== EXTRACTED INFORMATION ==
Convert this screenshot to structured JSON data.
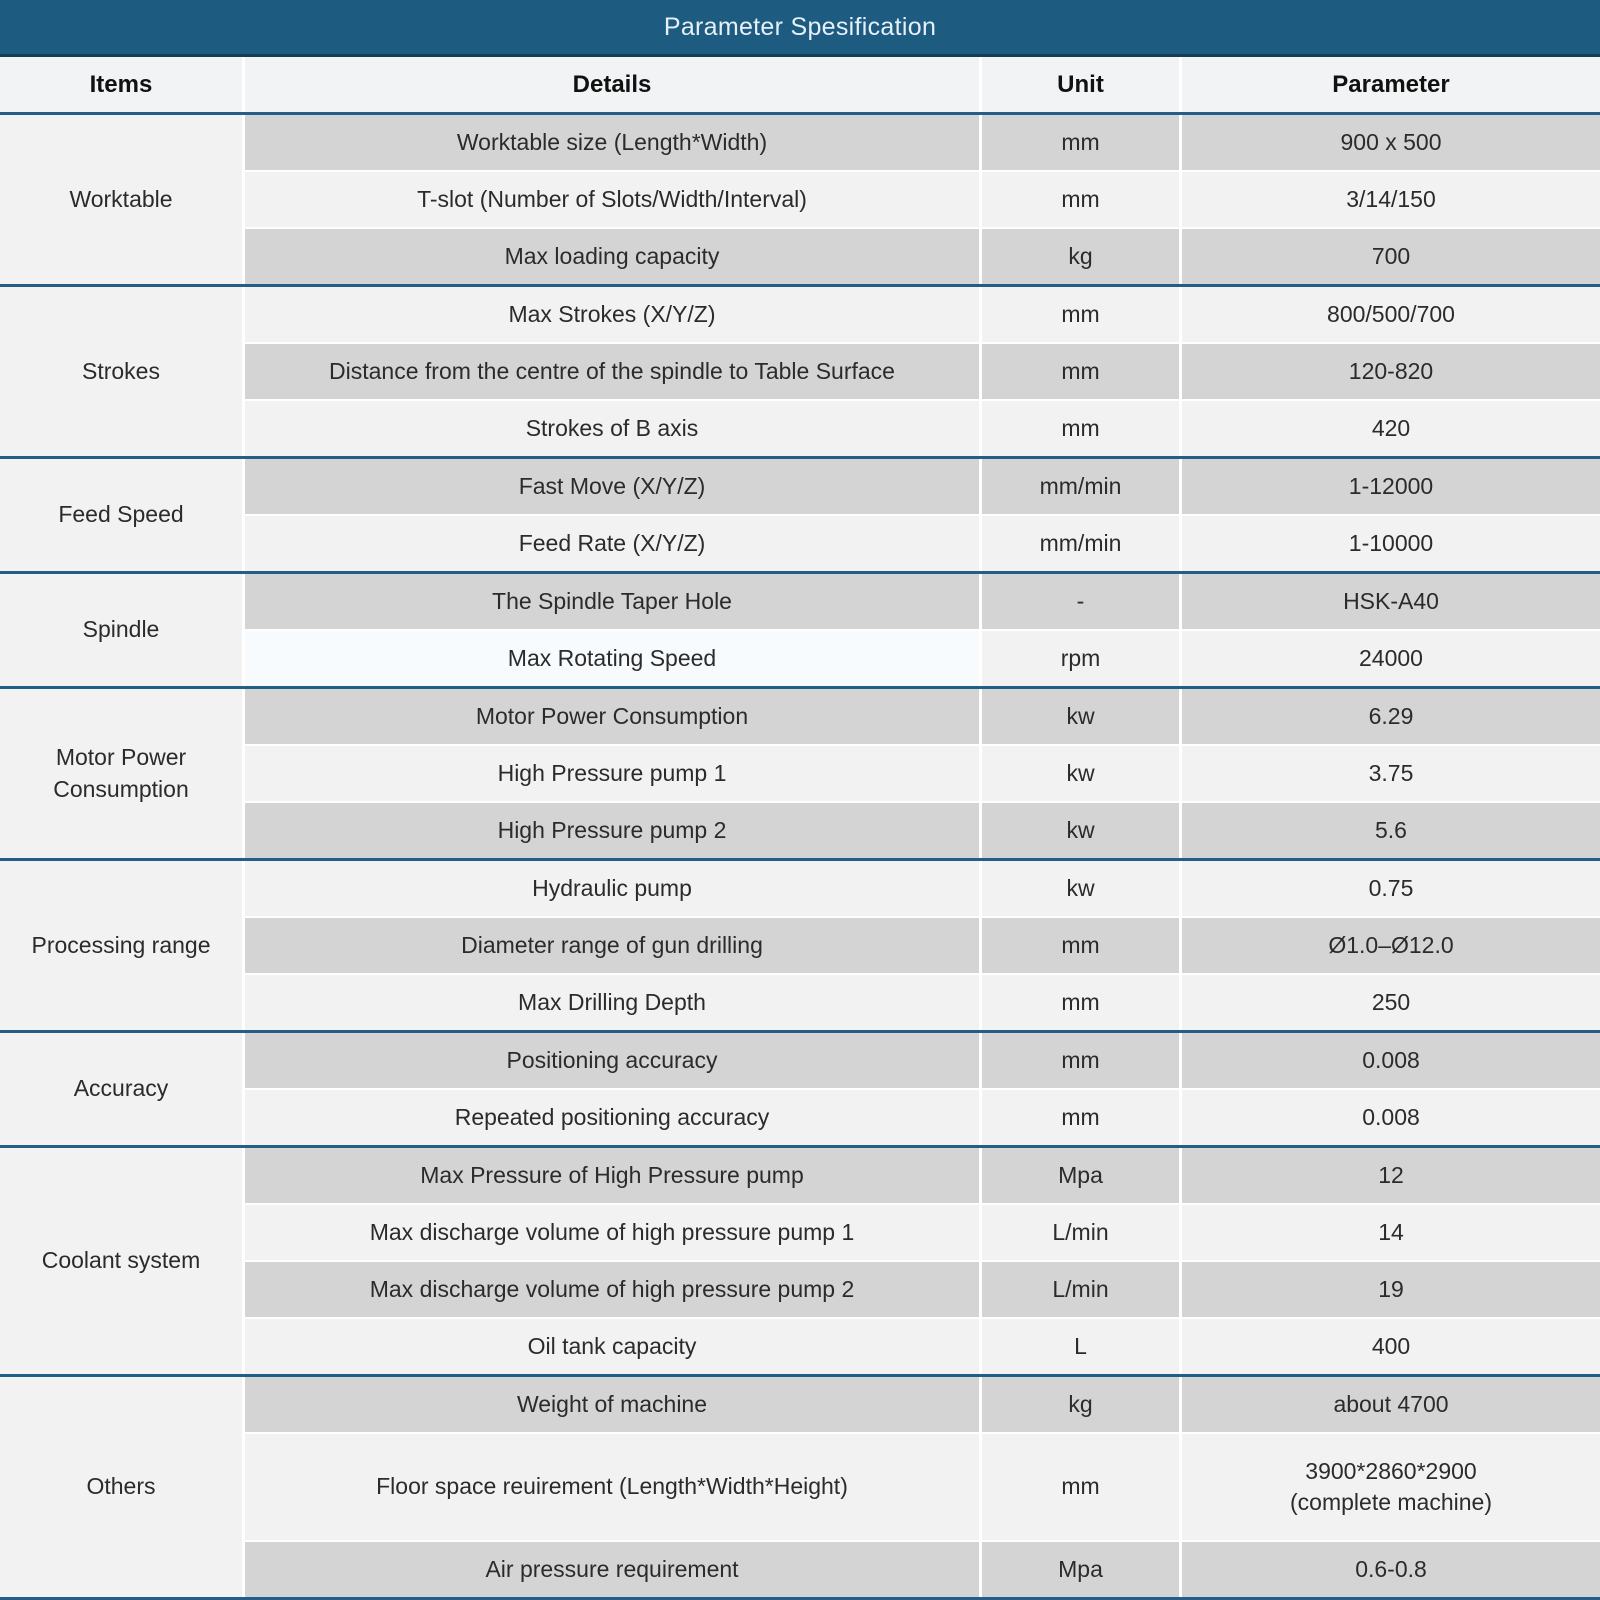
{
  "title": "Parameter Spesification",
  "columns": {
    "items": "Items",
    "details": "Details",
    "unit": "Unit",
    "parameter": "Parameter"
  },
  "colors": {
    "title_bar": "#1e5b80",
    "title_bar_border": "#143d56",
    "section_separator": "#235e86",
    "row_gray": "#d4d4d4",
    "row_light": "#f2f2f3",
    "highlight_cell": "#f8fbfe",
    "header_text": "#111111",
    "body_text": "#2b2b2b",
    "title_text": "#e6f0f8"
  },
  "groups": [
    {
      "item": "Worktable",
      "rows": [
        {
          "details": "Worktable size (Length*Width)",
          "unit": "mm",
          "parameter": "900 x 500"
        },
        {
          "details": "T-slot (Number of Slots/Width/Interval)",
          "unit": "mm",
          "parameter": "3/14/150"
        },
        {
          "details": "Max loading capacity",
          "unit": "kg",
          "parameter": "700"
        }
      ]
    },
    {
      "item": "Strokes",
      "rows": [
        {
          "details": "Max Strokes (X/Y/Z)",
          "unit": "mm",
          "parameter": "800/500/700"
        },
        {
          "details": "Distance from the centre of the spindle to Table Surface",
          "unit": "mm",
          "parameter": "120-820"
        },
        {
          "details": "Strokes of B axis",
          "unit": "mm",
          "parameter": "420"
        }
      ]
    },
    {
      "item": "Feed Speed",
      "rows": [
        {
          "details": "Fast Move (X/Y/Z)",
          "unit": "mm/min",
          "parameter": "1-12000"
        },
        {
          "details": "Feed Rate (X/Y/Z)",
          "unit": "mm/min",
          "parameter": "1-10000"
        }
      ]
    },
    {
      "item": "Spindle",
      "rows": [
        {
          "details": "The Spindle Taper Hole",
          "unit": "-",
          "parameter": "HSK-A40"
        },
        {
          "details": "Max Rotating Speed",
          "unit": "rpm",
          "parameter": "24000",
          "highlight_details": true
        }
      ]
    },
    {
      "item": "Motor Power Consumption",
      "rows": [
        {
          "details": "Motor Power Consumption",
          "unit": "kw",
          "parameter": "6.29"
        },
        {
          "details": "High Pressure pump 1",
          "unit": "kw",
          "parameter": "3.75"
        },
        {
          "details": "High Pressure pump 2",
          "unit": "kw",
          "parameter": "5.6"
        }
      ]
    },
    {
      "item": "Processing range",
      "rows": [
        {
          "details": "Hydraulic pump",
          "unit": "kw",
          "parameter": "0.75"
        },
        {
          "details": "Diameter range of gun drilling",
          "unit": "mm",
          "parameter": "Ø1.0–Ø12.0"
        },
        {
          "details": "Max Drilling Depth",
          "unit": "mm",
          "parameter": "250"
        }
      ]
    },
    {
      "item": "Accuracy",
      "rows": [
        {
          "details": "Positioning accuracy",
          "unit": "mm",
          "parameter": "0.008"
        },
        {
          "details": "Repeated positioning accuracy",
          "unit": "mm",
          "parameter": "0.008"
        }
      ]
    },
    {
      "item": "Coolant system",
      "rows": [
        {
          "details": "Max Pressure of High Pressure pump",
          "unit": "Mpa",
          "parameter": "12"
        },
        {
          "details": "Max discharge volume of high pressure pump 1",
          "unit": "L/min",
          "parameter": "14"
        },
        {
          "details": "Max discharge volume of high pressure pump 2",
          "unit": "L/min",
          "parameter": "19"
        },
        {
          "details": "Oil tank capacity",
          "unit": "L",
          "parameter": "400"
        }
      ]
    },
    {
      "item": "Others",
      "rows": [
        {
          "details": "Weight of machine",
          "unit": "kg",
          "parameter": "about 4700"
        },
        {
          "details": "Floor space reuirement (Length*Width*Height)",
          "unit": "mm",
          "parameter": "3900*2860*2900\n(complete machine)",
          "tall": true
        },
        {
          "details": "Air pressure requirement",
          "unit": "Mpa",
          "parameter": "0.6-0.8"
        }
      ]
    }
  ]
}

== AIM ==
Copy all lines from the material that include "Speed".

== TASK OUTPUT ==
      "item": "Feed Speed",
          "details": "Max Rotating Speed",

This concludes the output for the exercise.